• _EXTRACTED ENTRIES_:
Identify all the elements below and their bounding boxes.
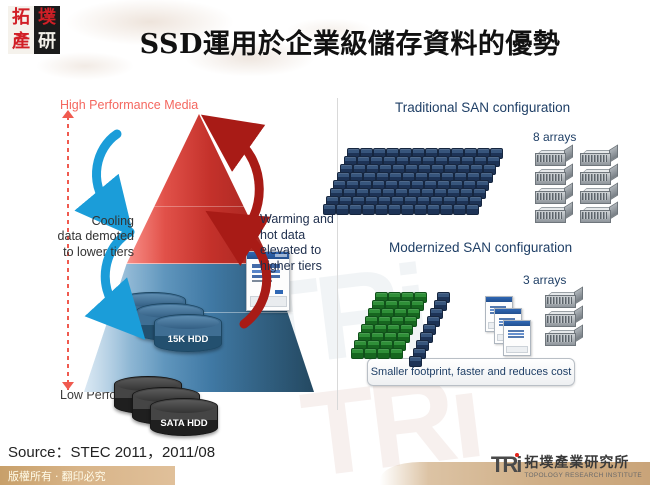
tri-seal-logo: 拓 墣 產 研 [8, 6, 60, 54]
copyright-bar: 版權所有 ‧ 翻印必究 [0, 466, 175, 485]
tri-wordmark: TRi [491, 452, 520, 478]
drive-unit-icon [390, 348, 403, 359]
logo-char-1: 拓 [8, 6, 34, 30]
tri-name-block: 拓墣產業研究所 TOPOLOGY RESEARCH INSTITUTE [520, 452, 642, 479]
ssd-card-icon [503, 320, 531, 356]
drive-unit-icon [409, 356, 422, 367]
array-drive-slots [582, 174, 607, 181]
drive-unit-icon [375, 204, 388, 215]
drive-unit-icon [414, 204, 427, 215]
drive-unit-icon [323, 204, 336, 215]
ssd-card-header [495, 309, 521, 314]
drive-unit-icon [466, 204, 479, 215]
array-drive-slots [547, 335, 572, 342]
array-drive-slots [547, 297, 572, 304]
storage-array-icon [535, 169, 571, 183]
array-drive-slots [537, 212, 562, 219]
array-drive-slots [582, 155, 607, 162]
cooling-caption-line-1: Cooling [16, 214, 134, 229]
hdd-sata-label: SATA HDD [151, 418, 217, 429]
ssd-card-header [504, 321, 530, 326]
ssd-card-footer [506, 346, 528, 353]
drive-unit-icon [427, 204, 440, 215]
page-title: SSD運用於企業級儲存資料的優勢 [80, 22, 620, 61]
hdd-15k-stack: 15K HDD [118, 292, 228, 348]
storage-tier-pyramid-panel: High Performance Media Low Performance M… [22, 96, 332, 412]
drive-unit-icon [453, 204, 466, 215]
drive-unit-icon [351, 348, 364, 359]
cooling-caption-line-2: data demoted [16, 229, 134, 244]
modernized-callout: Smaller footprint, faster and reduces co… [367, 358, 575, 386]
array-drive-slots [547, 316, 572, 323]
drive-unit-icon [377, 348, 390, 359]
storage-array-icon [545, 330, 581, 344]
traditional-arrays-label: 8 arrays [533, 130, 576, 144]
disk-icon: SATA HDD [150, 398, 218, 436]
traditional-san-title: Traditional SAN configuration [395, 100, 570, 115]
logo-char-2: 墣 [34, 6, 60, 30]
traditional-drive-array [347, 148, 517, 214]
storage-array-icon [580, 169, 616, 183]
high-performance-media-label: High Performance Media [60, 98, 198, 112]
array-drive-slots [537, 174, 562, 181]
axis-arrow-down-icon [62, 382, 74, 390]
ssd-package-text-line [252, 280, 272, 282]
storage-array-icon [580, 207, 616, 221]
storage-array-icon [535, 188, 571, 202]
array-drive-slots [537, 193, 562, 200]
storage-array-icon [580, 150, 616, 164]
modernized-hdd-column [437, 292, 477, 362]
tri-name-en: TOPOLOGY RESEARCH INSTITUTE [524, 472, 642, 479]
storage-array-icon [535, 150, 571, 164]
storage-array-icon [545, 311, 581, 325]
slide-canvas: 拓 墣 產 研 SSD運用於企業級儲存資料的優勢 TRi TRi High Pe… [0, 0, 650, 485]
drive-unit-icon [401, 204, 414, 215]
drive-unit-icon [364, 348, 377, 359]
ssd-card-header [486, 297, 512, 302]
hdd-15k-label: 15K HDD [155, 334, 221, 345]
array-drive-slots [582, 193, 607, 200]
drive-unit-icon [362, 204, 375, 215]
storage-array-icon [535, 207, 571, 221]
copyright-text: 版權所有 ‧ 翻印必究 [8, 468, 106, 484]
source-citation: Source：STEC 2011，2011/08 [8, 441, 215, 462]
storage-array-icon [580, 188, 616, 202]
ssd-card-logo [508, 330, 524, 338]
cooling-caption: Cooling data demoted to lower tiers [16, 214, 134, 260]
array-drive-slots [537, 155, 562, 162]
drive-unit-icon [349, 204, 362, 215]
logo-char-3: 產 [8, 30, 34, 54]
drive-unit-icon [440, 204, 453, 215]
modernized-arrays-label: 3 arrays [523, 273, 566, 287]
disk-icon: 15K HDD [154, 314, 222, 352]
modernized-san-title: Modernized SAN configuration [389, 240, 572, 255]
drive-unit-icon [336, 204, 349, 215]
array-drive-slots [582, 212, 607, 219]
logo-char-4: 研 [34, 30, 60, 54]
tri-name-cn: 拓墣產業研究所 [524, 452, 642, 472]
ssd-package-badge [275, 290, 283, 294]
drive-unit-icon [388, 204, 401, 215]
san-comparison-panel: Traditional SAN configuration 8 arrays M… [345, 96, 645, 412]
cooling-caption-line-3: to lower tiers [16, 245, 134, 260]
ssd-package-footer [250, 296, 287, 307]
pyramid-tier-divider-3 [132, 206, 266, 207]
tri-footer-logo: TRi 拓墣產業研究所 TOPOLOGY RESEARCH INSTITUTE [491, 452, 642, 478]
storage-array-icon [545, 292, 581, 306]
tri-dot-icon [515, 453, 519, 457]
hdd-sata-stack: SATA HDD [114, 376, 224, 432]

• _WHAT TO DO_: Rewrite the lines from the one containing "tri-seal-logo: 拓 墣 產 研 [8, 6, 60, 54]" through the one containing "ssd-card-footer [506, 346, 528, 353]" as a Markdown table with the columns No. and Line, numbering each line and leaving out any blank lines.

• _REPLY TO THE EXERCISE_:
| No. | Line |
|---|---|
| 1 | tri-seal-logo: 拓 墣 產 研 [8, 6, 60, 54] |
| 2 | copyright-bar: 版權所有 ‧ 翻印必究 [0, 466, 175, 485] |
| 3 | tri-wordmark: TRi [491, 452, 520, 478] |
| 4 | drive-unit-icon [390, 348, 403, 359] |
| 5 | logo-char-1: 拓 [8, 6, 34, 30] |
| 6 | tri-name-block: 拓墣產業研究所 TOPOLOGY RESEARCH INSTITUTE [520, 452, 642, 479] |
| 7 | ssd-card-icon [503, 320, 531, 356] |
| 8 | drive-unit-icon [409, 356, 422, 367] |
| 9 | array-drive-slots [582, 174, 607, 181] |
| 10 | drive-unit-icon [375, 204, 388, 215] |
| 11 | drive-unit-icon [414, 204, 427, 215] |
| 12 | drive-unit-icon [323, 204, 336, 215] |
| 13 | ssd-card-header [495, 309, 521, 314] |
| 14 | drive-unit-icon [466, 204, 479, 215] |
| 15 | array-drive-slots [547, 335, 572, 342] |
| 16 | array-drive-slots [547, 297, 572, 304] |
| 17 | storage-array-icon [535, 169, 571, 183] |
| 18 | array-drive-slots [537, 212, 562, 219] |
| 19 | array-drive-slots [582, 155, 607, 162] |
| 20 | cooling-caption-line-1: Cooling [16, 214, 134, 229] |
| 21 | hdd-sata-label: SATA HDD [151, 418, 217, 429] |
| 22 | ssd-card-header [504, 321, 530, 326] |
| 23 | ssd-card-footer [506, 346, 528, 353] |